=== WRITTEN PROBLEM ===
Lines containing the word "文段出处" are the ones to copy from the records below.

=== AVAILABLE RECORDS ===
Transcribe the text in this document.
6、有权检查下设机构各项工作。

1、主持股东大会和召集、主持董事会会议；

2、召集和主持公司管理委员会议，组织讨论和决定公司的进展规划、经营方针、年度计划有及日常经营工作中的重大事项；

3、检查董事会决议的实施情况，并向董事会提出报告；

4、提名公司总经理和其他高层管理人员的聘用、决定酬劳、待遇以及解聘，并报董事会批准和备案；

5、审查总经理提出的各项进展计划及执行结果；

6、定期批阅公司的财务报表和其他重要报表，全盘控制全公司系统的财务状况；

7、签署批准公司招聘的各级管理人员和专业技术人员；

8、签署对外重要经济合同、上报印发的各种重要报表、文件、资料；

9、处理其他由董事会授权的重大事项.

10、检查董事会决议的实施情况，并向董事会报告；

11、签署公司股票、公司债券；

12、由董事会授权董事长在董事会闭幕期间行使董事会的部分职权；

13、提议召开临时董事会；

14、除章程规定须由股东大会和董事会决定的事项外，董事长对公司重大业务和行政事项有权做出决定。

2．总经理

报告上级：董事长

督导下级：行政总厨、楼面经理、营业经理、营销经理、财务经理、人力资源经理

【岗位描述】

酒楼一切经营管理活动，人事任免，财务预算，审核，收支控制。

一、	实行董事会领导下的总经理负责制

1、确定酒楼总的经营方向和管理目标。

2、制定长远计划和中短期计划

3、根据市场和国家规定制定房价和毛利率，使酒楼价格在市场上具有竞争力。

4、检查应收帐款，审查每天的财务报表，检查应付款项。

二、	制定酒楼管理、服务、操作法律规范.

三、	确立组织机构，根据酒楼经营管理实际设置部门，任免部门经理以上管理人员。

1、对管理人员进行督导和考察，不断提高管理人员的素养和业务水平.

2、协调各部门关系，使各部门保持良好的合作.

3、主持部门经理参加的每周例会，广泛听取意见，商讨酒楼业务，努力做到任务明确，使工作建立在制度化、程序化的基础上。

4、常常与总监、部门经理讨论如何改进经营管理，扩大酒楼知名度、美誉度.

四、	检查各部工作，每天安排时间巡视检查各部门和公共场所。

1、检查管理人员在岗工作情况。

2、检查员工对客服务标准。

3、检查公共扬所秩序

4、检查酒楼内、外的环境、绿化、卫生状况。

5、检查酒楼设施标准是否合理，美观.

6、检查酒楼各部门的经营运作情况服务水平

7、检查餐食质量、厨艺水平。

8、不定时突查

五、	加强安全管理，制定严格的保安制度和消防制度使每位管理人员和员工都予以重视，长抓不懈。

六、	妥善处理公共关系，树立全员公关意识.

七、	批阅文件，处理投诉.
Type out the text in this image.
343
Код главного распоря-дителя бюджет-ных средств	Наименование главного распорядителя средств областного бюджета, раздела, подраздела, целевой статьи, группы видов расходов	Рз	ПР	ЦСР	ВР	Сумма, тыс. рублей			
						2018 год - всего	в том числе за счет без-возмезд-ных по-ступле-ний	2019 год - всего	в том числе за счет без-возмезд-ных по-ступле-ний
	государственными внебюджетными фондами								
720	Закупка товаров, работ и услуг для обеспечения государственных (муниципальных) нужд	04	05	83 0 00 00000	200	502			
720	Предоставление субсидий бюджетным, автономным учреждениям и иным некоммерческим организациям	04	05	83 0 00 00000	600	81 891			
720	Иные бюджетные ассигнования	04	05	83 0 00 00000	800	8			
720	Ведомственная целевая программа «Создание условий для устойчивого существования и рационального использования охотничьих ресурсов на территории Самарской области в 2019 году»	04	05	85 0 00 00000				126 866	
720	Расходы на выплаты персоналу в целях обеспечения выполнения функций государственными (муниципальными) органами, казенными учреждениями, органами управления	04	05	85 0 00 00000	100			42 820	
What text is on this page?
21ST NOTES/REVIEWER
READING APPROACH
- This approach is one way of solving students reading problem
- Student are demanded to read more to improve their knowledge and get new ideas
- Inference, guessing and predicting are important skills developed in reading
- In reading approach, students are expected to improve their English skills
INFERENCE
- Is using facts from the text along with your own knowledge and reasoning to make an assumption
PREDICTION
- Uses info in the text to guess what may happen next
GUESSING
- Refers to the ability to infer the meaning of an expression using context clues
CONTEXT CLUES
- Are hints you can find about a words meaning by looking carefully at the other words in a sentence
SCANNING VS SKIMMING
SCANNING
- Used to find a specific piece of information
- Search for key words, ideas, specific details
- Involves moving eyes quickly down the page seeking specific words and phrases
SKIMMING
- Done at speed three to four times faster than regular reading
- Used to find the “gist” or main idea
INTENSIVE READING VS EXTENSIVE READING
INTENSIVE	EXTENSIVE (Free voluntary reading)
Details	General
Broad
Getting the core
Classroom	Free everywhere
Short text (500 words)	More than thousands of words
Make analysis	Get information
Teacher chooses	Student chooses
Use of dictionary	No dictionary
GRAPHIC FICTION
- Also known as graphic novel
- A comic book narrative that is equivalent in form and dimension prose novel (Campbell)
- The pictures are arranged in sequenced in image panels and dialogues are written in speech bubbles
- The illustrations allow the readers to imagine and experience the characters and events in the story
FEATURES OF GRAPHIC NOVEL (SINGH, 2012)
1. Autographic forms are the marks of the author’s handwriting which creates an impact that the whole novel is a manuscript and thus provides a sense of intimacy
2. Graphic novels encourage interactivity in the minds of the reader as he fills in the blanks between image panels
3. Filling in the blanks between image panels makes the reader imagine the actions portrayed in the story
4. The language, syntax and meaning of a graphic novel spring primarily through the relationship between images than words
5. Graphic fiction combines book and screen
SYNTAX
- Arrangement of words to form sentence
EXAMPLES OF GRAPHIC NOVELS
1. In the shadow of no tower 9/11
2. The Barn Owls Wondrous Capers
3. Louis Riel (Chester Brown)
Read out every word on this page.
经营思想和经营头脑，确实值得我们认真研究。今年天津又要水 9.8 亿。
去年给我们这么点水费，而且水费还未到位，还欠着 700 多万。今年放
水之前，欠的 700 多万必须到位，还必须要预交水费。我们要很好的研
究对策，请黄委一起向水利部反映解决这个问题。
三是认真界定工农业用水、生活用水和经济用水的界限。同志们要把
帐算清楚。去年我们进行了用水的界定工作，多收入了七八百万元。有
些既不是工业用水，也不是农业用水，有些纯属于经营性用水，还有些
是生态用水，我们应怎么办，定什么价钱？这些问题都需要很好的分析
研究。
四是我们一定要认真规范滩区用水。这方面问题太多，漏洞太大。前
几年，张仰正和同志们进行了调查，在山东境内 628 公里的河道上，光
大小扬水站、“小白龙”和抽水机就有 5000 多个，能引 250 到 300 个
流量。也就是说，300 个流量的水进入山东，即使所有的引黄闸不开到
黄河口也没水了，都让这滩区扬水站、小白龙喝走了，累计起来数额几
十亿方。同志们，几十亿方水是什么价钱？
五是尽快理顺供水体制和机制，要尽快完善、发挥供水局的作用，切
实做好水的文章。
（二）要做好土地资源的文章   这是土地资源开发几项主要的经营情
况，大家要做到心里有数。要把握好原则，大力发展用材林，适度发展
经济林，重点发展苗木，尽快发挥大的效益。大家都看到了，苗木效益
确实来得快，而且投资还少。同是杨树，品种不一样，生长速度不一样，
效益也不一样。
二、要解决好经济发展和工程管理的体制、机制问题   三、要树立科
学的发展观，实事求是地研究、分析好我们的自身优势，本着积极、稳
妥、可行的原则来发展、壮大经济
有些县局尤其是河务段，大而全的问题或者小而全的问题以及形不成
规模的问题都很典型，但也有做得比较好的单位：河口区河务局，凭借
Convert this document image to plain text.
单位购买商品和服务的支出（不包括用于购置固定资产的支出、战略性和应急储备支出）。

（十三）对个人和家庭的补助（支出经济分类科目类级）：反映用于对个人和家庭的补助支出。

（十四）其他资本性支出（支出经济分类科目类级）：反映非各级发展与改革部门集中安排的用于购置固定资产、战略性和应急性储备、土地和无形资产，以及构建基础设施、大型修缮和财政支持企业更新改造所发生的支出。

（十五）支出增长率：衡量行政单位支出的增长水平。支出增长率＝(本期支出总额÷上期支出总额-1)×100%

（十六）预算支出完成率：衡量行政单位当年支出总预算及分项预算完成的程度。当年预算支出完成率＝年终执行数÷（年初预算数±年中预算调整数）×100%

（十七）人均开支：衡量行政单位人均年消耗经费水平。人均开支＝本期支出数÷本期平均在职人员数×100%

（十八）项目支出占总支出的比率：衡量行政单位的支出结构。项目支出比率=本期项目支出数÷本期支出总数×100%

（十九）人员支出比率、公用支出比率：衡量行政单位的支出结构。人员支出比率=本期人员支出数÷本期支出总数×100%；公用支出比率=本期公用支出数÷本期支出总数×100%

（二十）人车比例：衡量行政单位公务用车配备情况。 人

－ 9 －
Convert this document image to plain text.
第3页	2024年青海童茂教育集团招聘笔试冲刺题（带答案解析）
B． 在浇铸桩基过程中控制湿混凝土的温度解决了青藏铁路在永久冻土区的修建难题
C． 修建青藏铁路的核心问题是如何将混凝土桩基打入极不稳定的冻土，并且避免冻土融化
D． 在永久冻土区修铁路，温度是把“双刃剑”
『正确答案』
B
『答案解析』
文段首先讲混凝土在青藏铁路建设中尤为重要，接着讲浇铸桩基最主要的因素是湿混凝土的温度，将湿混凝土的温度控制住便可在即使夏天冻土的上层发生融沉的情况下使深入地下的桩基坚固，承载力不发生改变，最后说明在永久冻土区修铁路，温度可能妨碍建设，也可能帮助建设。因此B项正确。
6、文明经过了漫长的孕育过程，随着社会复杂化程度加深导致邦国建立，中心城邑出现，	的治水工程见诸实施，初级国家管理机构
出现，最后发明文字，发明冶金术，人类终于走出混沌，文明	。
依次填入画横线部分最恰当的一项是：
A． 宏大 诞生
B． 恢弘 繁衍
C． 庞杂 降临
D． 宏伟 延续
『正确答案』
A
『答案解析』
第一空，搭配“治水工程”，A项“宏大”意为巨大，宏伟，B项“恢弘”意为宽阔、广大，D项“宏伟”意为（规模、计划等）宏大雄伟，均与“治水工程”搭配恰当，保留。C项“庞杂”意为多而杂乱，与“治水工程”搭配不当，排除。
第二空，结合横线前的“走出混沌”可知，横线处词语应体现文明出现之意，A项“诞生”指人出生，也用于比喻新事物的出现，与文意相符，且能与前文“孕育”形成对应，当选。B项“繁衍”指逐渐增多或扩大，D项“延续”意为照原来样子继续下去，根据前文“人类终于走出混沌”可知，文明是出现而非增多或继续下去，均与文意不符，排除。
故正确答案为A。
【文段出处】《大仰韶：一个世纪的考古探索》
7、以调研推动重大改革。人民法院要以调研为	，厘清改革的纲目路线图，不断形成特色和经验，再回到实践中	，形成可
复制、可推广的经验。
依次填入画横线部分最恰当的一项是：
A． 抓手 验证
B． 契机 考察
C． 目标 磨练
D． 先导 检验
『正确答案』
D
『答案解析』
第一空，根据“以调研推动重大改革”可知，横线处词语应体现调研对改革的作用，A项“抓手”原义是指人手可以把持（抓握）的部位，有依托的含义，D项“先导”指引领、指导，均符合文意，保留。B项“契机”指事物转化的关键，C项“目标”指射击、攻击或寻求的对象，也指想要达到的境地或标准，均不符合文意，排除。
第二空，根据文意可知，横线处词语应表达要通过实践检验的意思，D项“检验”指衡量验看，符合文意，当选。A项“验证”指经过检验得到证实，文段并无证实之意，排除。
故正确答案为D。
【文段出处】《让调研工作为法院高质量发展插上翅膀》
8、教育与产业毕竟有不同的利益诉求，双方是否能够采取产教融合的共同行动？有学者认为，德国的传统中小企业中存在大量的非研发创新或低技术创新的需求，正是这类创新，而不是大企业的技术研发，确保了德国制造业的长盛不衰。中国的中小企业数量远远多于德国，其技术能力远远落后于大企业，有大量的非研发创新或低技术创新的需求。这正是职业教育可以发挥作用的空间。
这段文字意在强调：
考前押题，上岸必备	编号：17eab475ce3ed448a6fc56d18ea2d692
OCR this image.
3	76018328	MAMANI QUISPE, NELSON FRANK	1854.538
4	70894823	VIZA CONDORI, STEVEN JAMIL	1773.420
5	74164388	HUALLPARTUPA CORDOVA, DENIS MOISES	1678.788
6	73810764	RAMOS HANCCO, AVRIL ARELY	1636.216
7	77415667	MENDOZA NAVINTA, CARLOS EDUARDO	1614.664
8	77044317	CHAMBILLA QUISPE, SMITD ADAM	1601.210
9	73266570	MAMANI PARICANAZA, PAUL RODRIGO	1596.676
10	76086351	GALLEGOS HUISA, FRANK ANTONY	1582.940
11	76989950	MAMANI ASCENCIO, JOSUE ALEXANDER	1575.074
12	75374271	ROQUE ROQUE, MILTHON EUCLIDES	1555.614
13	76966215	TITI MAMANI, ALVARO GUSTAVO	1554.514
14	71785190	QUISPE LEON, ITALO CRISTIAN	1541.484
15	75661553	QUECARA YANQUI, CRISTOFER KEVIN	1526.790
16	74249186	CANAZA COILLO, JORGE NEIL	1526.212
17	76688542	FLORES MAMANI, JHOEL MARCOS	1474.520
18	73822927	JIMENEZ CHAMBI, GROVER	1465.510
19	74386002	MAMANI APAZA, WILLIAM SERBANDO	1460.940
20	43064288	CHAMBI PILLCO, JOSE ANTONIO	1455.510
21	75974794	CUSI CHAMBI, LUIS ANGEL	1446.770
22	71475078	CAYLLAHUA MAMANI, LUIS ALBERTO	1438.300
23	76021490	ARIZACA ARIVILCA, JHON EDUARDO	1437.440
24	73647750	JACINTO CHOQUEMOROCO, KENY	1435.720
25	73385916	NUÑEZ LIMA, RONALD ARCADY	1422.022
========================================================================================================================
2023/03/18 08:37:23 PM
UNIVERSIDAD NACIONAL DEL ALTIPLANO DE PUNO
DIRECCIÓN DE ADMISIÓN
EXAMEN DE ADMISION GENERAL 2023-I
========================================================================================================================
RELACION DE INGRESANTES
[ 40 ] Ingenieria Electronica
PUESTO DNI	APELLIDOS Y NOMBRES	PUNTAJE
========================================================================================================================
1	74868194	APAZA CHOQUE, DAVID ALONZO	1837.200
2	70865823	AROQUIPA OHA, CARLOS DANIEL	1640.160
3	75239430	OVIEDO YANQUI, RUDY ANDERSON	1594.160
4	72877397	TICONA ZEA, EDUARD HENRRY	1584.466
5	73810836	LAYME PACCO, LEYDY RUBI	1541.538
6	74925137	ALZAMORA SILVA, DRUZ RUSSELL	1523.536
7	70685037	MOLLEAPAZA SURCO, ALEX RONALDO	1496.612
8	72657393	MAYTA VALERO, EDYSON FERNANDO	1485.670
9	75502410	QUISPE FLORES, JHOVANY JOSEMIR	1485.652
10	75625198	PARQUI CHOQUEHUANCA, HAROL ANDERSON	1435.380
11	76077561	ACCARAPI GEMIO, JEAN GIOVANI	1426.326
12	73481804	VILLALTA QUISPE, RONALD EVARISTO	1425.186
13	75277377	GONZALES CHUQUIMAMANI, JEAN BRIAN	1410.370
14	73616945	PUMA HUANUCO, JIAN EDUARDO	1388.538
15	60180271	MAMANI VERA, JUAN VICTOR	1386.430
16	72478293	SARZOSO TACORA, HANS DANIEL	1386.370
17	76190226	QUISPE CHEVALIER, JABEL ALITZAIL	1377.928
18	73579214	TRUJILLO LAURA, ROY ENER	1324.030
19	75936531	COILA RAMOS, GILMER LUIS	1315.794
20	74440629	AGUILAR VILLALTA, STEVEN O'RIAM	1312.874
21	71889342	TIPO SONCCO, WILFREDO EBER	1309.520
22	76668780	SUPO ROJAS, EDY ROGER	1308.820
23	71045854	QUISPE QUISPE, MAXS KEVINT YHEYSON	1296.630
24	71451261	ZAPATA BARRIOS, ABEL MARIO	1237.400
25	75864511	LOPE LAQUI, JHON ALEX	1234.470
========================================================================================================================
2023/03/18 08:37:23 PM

=== SOLUTION ===
【文段出处】《大仰韶：一个世纪的考古探索》
【文段出处】《让调研工作为法院高质量发展插上翅膀》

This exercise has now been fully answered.